▶ **Given entries**:
((
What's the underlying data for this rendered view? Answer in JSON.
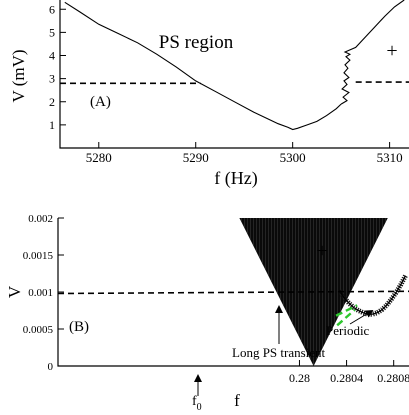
{
  "chart_data": [
    {
      "panel": "(A)",
      "type": "line",
      "xlabel": "f (Hz)",
      "ylabel": "V (mV)",
      "xlim": [
        5276,
        5312
      ],
      "ylim": [
        0,
        6.4
      ],
      "x_ticks": [
        5280,
        5290,
        5300,
        5310
      ],
      "y_ticks": [
        1,
        2,
        3,
        4,
        5,
        6
      ],
      "grid": false,
      "annotations": [
        "PS region",
        "+"
      ],
      "series": [
        {
          "role": "boundary-left",
          "x": [
            5276.5,
            5278,
            5280,
            5282,
            5284,
            5286,
            5288,
            5290,
            5292,
            5294,
            5296,
            5297.5,
            5298.5,
            5299.5,
            5300,
            5300.5,
            5301.5,
            5302.5,
            5303.5,
            5304.5,
            5305
          ],
          "y": [
            6.3,
            5.9,
            5.35,
            4.95,
            4.55,
            4.05,
            3.5,
            2.9,
            2.45,
            2.0,
            1.55,
            1.25,
            1.05,
            0.9,
            0.8,
            0.85,
            1.0,
            1.15,
            1.4,
            1.7,
            1.9
          ]
        },
        {
          "role": "boundary-right",
          "x": [
            5305,
            5305.6,
            5305.2,
            5305.8,
            5305.1,
            5305.6,
            5305.3,
            5305.8,
            5305.3,
            5305.7,
            5305.4,
            5305.9,
            5305.5,
            5305.9,
            5305.4,
            5306.5,
            5307.5,
            5308.5,
            5309.5,
            5310.5,
            5311.5
          ],
          "y": [
            1.9,
            2.05,
            2.2,
            2.4,
            2.55,
            2.75,
            2.9,
            3.05,
            3.25,
            3.45,
            3.6,
            3.8,
            3.95,
            4.05,
            4.15,
            4.35,
            4.8,
            5.25,
            5.7,
            6.1,
            6.4
          ]
        },
        {
          "role": "threshold",
          "style": "dashed",
          "x": [
            5276,
            5290.5
          ],
          "y": [
            2.8,
            2.8
          ]
        },
        {
          "role": "threshold",
          "style": "dashed",
          "x": [
            5306.5,
            5312
          ],
          "y": [
            2.85,
            2.85
          ]
        }
      ]
    },
    {
      "panel": "(B)",
      "type": "area",
      "xlabel": "f",
      "ylabel": "V",
      "xlim": [
        0.27795,
        0.28093
      ],
      "ylim": [
        0,
        0.002
      ],
      "x_ticks": [
        0.28,
        0.2804,
        0.2808
      ],
      "x_tick_labels": [
        "0.28",
        "0.2804",
        "0.2808"
      ],
      "y_ticks": [
        0,
        0.0005,
        0.001,
        0.0015,
        0.002
      ],
      "y_tick_labels": [
        "0",
        "0.0005",
        "0.001",
        "0.0015",
        "0.002"
      ],
      "grid": false,
      "annotations": [
        "+",
        "Periodic",
        "Long PS transient",
        "f",
        "0"
      ],
      "region": {
        "style": "black-fill",
        "apex": [
          0.28012,
          0.0
        ],
        "top_left_x": 0.27949,
        "top_right_x": 0.28075,
        "top_y": 0.002
      },
      "series": [
        {
          "role": "periodic-branch",
          "x": [
            0.28034,
            0.28038,
            0.28042,
            0.28046,
            0.2805,
            0.28054,
            0.28058,
            0.28062,
            0.28066,
            0.2807,
            0.28074,
            0.28078,
            0.28082,
            0.28086,
            0.2809
          ],
          "y": [
            0.00102,
            0.00092,
            0.00085,
            0.00079,
            0.00075,
            0.00072,
            0.0007,
            0.0007,
            0.00072,
            0.00076,
            0.00082,
            0.0009,
            0.00099,
            0.0011,
            0.00122
          ]
        },
        {
          "role": "threshold",
          "style": "dashed",
          "x": [
            0.27795,
            0.28093
          ],
          "y": [
            0.00098,
            0.00101
          ]
        },
        {
          "role": "transient-guide",
          "style": "dashed-green",
          "x": [
            0.28031,
            0.28049
          ],
          "y": [
            0.00068,
            0.00082
          ]
        },
        {
          "role": "transient-guide",
          "style": "dashed-green",
          "x": [
            0.28032,
            0.28047
          ],
          "y": [
            0.00055,
            0.00076
          ]
        }
      ]
    }
  ]
}
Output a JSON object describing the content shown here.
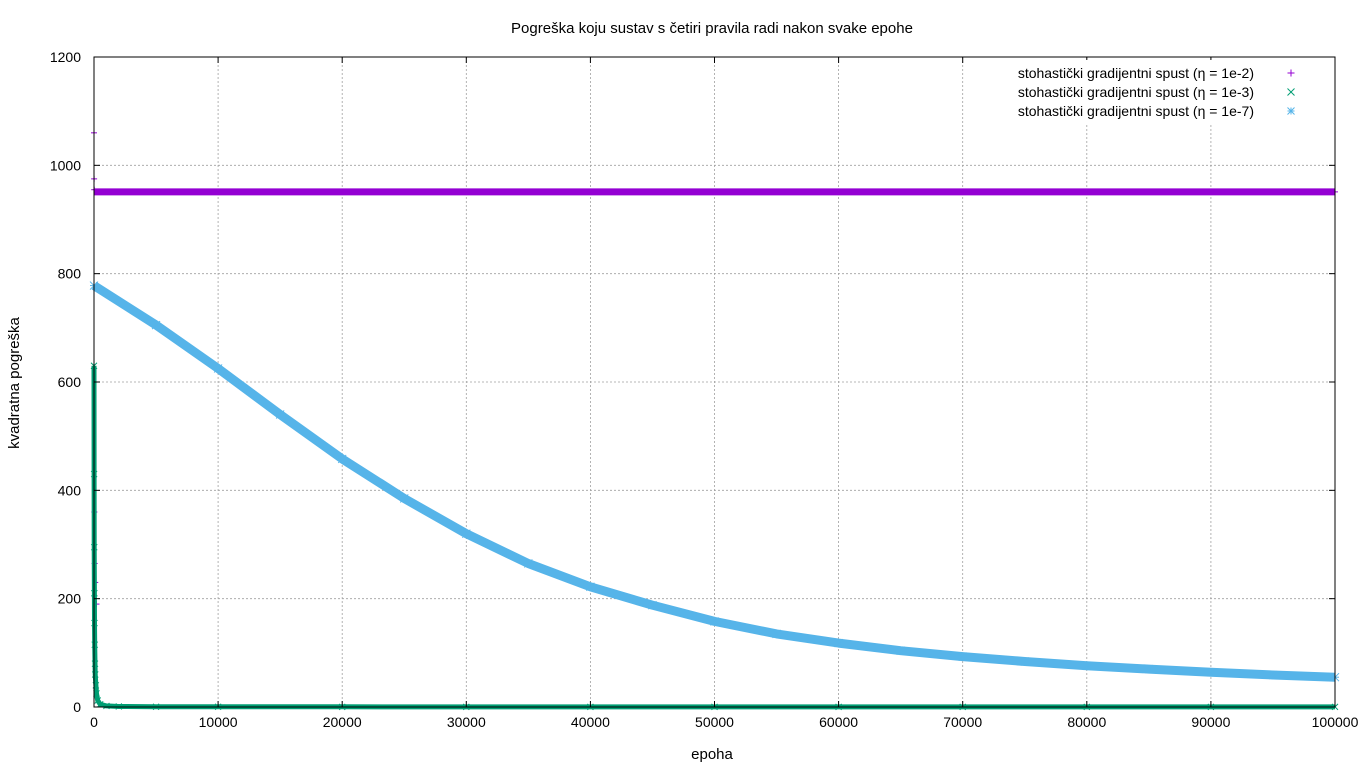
{
  "chart_data": {
    "type": "scatter",
    "title": "Pogreška koju sustav s četiri pravila radi nakon svake epohe",
    "xlabel": "epoha",
    "ylabel": "kvadratna pogreška",
    "xlim": [
      0,
      100000
    ],
    "ylim": [
      0,
      1200
    ],
    "x_ticks": [
      "0",
      "10000",
      "20000",
      "30000",
      "40000",
      "50000",
      "60000",
      "70000",
      "80000",
      "90000",
      "100000"
    ],
    "y_ticks": [
      "0",
      "200",
      "400",
      "600",
      "800",
      "1000",
      "1200"
    ],
    "grid": true,
    "legend_position": "top-right",
    "series": [
      {
        "name": "stohastički gradijentni spust (η = 1e-2)",
        "marker": "+",
        "color": "#9400d3",
        "x": [
          0,
          10,
          20,
          30,
          50,
          100,
          200,
          500,
          1000,
          5000,
          10000,
          20000,
          30000,
          40000,
          50000,
          60000,
          70000,
          80000,
          90000,
          100000
        ],
        "y": [
          1060,
          975,
          955,
          360,
          265,
          230,
          190,
          951,
          951,
          951,
          951,
          951,
          951,
          951,
          951,
          951,
          951,
          951,
          951,
          951
        ]
      },
      {
        "name": "stohastički gradijentni spust (η = 1e-3)",
        "marker": "×",
        "color": "#009e73",
        "x": [
          0,
          10,
          20,
          30,
          40,
          60,
          80,
          100,
          150,
          200,
          300,
          500,
          1000,
          2000,
          5000,
          10000,
          20000,
          30000,
          40000,
          50000,
          60000,
          70000,
          80000,
          90000,
          100000
        ],
        "y": [
          630,
          430,
          295,
          210,
          155,
          115,
          80,
          60,
          40,
          25,
          12,
          5,
          2,
          1,
          0.5,
          0.4,
          0.3,
          0.2,
          0.2,
          0.2,
          0.2,
          0.2,
          0.2,
          0.2,
          0.2
        ]
      },
      {
        "name": "stohastički gradijentni spust (η = 1e-7)",
        "marker": "*",
        "color": "#56b4e9",
        "x": [
          0,
          5000,
          10000,
          15000,
          20000,
          25000,
          30000,
          35000,
          40000,
          45000,
          50000,
          55000,
          60000,
          65000,
          70000,
          75000,
          80000,
          85000,
          90000,
          95000,
          100000
        ],
        "y": [
          778,
          705,
          625,
          540,
          458,
          385,
          320,
          265,
          222,
          188,
          158,
          135,
          118,
          104,
          93,
          84,
          76,
          70,
          64,
          59,
          55
        ]
      }
    ]
  }
}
))
▶ **What to work on**: Copy the records word for word, leaving no picture in the copy.

▶ **Expected output**:
What's the underlying data for this rendered view? Answer in JSON.
{
  "chart_data": [
    {
      "panel": "(A)",
      "type": "line",
      "xlabel": "f (Hz)",
      "ylabel": "V (mV)",
      "xlim": [
        5276,
        5312
      ],
      "ylim": [
        0,
        6.4
      ],
      "x_ticks": [
        5280,
        5290,
        5300,
        5310
      ],
      "y_ticks": [
        1,
        2,
        3,
        4,
        5,
        6
      ],
      "grid": false,
      "annotations": [
        "PS region",
        "+"
      ],
      "series": [
        {
          "role": "boundary-left",
          "x": [
            5276.5,
            5278,
            5280,
            5282,
            5284,
            5286,
            5288,
            5290,
            5292,
            5294,
            5296,
            5297.5,
            5298.5,
            5299.5,
            5300,
            5300.5,
            5301.5,
            5302.5,
            5303.5,
            5304.5,
            5305
          ],
          "y": [
            6.3,
            5.9,
            5.35,
            4.95,
            4.55,
            4.05,
            3.5,
            2.9,
            2.45,
            2.0,
            1.55,
            1.25,
            1.05,
            0.9,
            0.8,
            0.85,
            1.0,
            1.15,
            1.4,
            1.7,
            1.9
          ]
        },
        {
          "role": "boundary-right",
          "x": [
            5305,
            5305.6,
            5305.2,
            5305.8,
            5305.1,
            5305.6,
            5305.3,
            5305.8,
            5305.3,
            5305.7,
            5305.4,
            5305.9,
            5305.5,
            5305.9,
            5305.4,
            5306.5,
            5307.5,
            5308.5,
            5309.5,
            5310.5,
            5311.5
          ],
          "y": [
            1.9,
            2.05,
            2.2,
            2.4,
            2.55,
            2.75,
            2.9,
            3.05,
            3.25,
            3.45,
            3.6,
            3.8,
            3.95,
            4.05,
            4.15,
            4.35,
            4.8,
            5.25,
            5.7,
            6.1,
            6.4
          ]
        },
        {
          "role": "threshold",
          "style": "dashed",
          "x": [
            5276,
            5290.5
          ],
          "y": [
            2.8,
            2.8
          ]
        },
        {
          "role": "threshold",
          "style": "dashed",
          "x": [
            5306.5,
            5312
          ],
          "y": [
            2.85,
            2.85
          ]
        }
      ]
    },
    {
      "panel": "(B)",
      "type": "area",
      "xlabel": "f",
      "ylabel": "V",
      "xlim": [
        0.27795,
        0.28093
      ],
      "ylim": [
        0,
        0.002
      ],
      "x_ticks": [
        0.28,
        0.2804,
        0.2808
      ],
      "x_tick_labels": [
        "0.28",
        "0.2804",
        "0.2808"
      ],
      "y_ticks": [
        0,
        0.0005,
        0.001,
        0.0015,
        0.002
      ],
      "y_tick_labels": [
        "0",
        "0.0005",
        "0.001",
        "0.0015",
        "0.002"
      ],
      "grid": false,
      "annotations": [
        "+",
        "Periodic",
        "Long PS transient",
        "f",
        "0"
      ],
      "region": {
        "style": "black-fill",
        "apex": [
          0.28012,
          0.0
        ],
        "top_left_x": 0.27949,
        "top_right_x": 0.28075,
        "top_y": 0.002
      },
      "series": [
        {
          "role": "periodic-branch",
          "x": [
            0.28034,
            0.28038,
            0.28042,
            0.28046,
            0.2805,
            0.28054,
            0.28058,
            0.28062,
            0.28066,
            0.2807,
            0.28074,
            0.28078,
            0.28082,
            0.28086,
            0.2809
          ],
          "y": [
            0.00102,
            0.00092,
            0.00085,
            0.00079,
            0.00075,
            0.00072,
            0.0007,
            0.0007,
            0.00072,
            0.00076,
            0.00082,
            0.0009,
            0.00099,
            0.0011,
            0.00122
          ]
        },
        {
          "role": "threshold",
          "style": "dashed",
          "x": [
            0.27795,
            0.28093
          ],
          "y": [
            0.00098,
            0.00101
          ]
        },
        {
          "role": "transient-guide",
          "style": "dashed-green",
          "x": [
            0.28031,
            0.28049
          ],
          "y": [
            0.00068,
            0.00082
          ]
        },
        {
          "role": "transient-guide",
          "style": "dashed-green",
          "x": [
            0.28032,
            0.28047
          ],
          "y": [
            0.00055,
            0.00076
          ]
        }
      ]
    }
  ]
}
Output a JSON object describing the content shown here.
{
  "chart_data": {
    "type": "scatter",
    "title": "Pogreška koju sustav s četiri pravila radi nakon svake epohe",
    "xlabel": "epoha",
    "ylabel": "kvadratna pogreška",
    "xlim": [
      0,
      100000
    ],
    "ylim": [
      0,
      1200
    ],
    "x_ticks": [
      "0",
      "10000",
      "20000",
      "30000",
      "40000",
      "50000",
      "60000",
      "70000",
      "80000",
      "90000",
      "100000"
    ],
    "y_ticks": [
      "0",
      "200",
      "400",
      "600",
      "800",
      "1000",
      "1200"
    ],
    "grid": true,
    "legend_position": "top-right",
    "series": [
      {
        "name": "stohastički gradijentni spust (η = 1e-2)",
        "marker": "+",
        "color": "#9400d3",
        "x": [
          0,
          10,
          20,
          30,
          50,
          100,
          200,
          500,
          1000,
          5000,
          10000,
          20000,
          30000,
          40000,
          50000,
          60000,
          70000,
          80000,
          90000,
          100000
        ],
        "y": [
          1060,
          975,
          955,
          360,
          265,
          230,
          190,
          951,
          951,
          951,
          951,
          951,
          951,
          951,
          951,
          951,
          951,
          951,
          951,
          951
        ]
      },
      {
        "name": "stohastički gradijentni spust (η = 1e-3)",
        "marker": "×",
        "color": "#009e73",
        "x": [
          0,
          10,
          20,
          30,
          40,
          60,
          80,
          100,
          150,
          200,
          300,
          500,
          1000,
          2000,
          5000,
          10000,
          20000,
          30000,
          40000,
          50000,
          60000,
          70000,
          80000,
          90000,
          100000
        ],
        "y": [
          630,
          430,
          295,
          210,
          155,
          115,
          80,
          60,
          40,
          25,
          12,
          5,
          2,
          1,
          0.5,
          0.4,
          0.3,
          0.2,
          0.2,
          0.2,
          0.2,
          0.2,
          0.2,
          0.2,
          0.2
        ]
      },
      {
        "name": "stohastički gradijentni spust (η = 1e-7)",
        "marker": "*",
        "color": "#56b4e9",
        "x": [
          0,
          5000,
          10000,
          15000,
          20000,
          25000,
          30000,
          35000,
          40000,
          45000,
          50000,
          55000,
          60000,
          65000,
          70000,
          75000,
          80000,
          85000,
          90000,
          95000,
          100000
        ],
        "y": [
          778,
          705,
          625,
          540,
          458,
          385,
          320,
          265,
          222,
          188,
          158,
          135,
          118,
          104,
          93,
          84,
          76,
          70,
          64,
          59,
          55
        ]
      }
    ]
  }
}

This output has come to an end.